** start of DATA PROVIDED **

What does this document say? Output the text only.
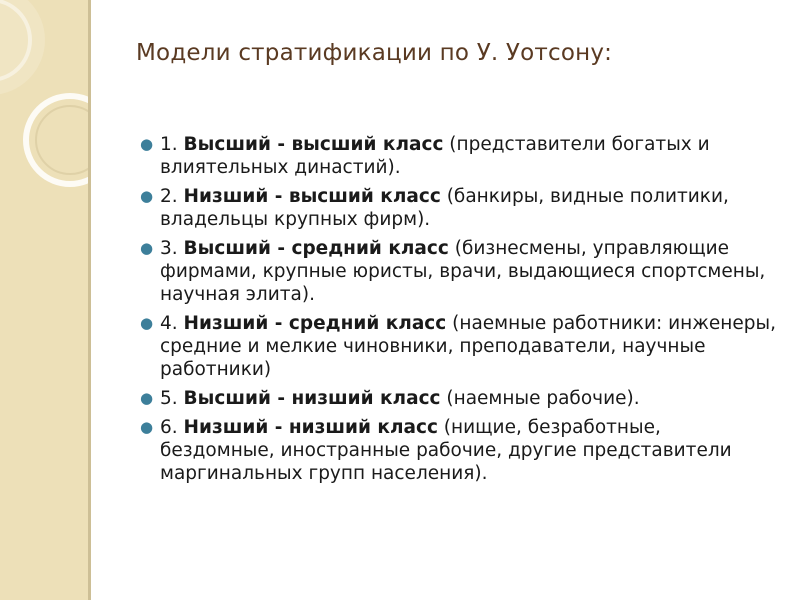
Модели стратификации по У. Уотсону:
● 1. Высший - высший класс (представители богатых и влиятельных династий).
● 2. Низший - высший класс (банкиры, видные политики, владельцы крупных фирм).
● 3. Высший - средний класс (бизнесмены, управляющие фирмами, крупные юристы, врачи, выдающиеся спортсмены, научная элита).
● 4. Низший - средний класс (наемные работники: инженеры, средние и мелкие чиновники, преподаватели, научные работники)
● 5. Высший - низший класс (наемные рабочие).
● 6. Низший - низший класс (нищие, безработные, бездомные, иностранные рабочие, другие представители маргинальных групп населения).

** end of DATA PROVIDED **

Transcribe all the records above word for word, without their images.

What does this document say? Output the text only.
Модели стратификации по У. Уотсону:
● 1. Высший - высший класс (представители богатых и влиятельных династий).
● 2. Низший - высший класс (банкиры, видные политики, владельцы крупных фирм).
● 3. Высший - средний класс (бизнесмены, управляющие фирмами, крупные юристы, врачи, выдающиеся спортсмены, научная элита).
● 4. Низший - средний класс (наемные работники: инженеры, средние и мелкие чиновники, преподаватели, научные работники)
● 5. Высший - низший класс (наемные рабочие).
● 6. Низший - низший класс (нищие, безработные, бездомные, иностранные рабочие, другие представители маргинальных групп населения).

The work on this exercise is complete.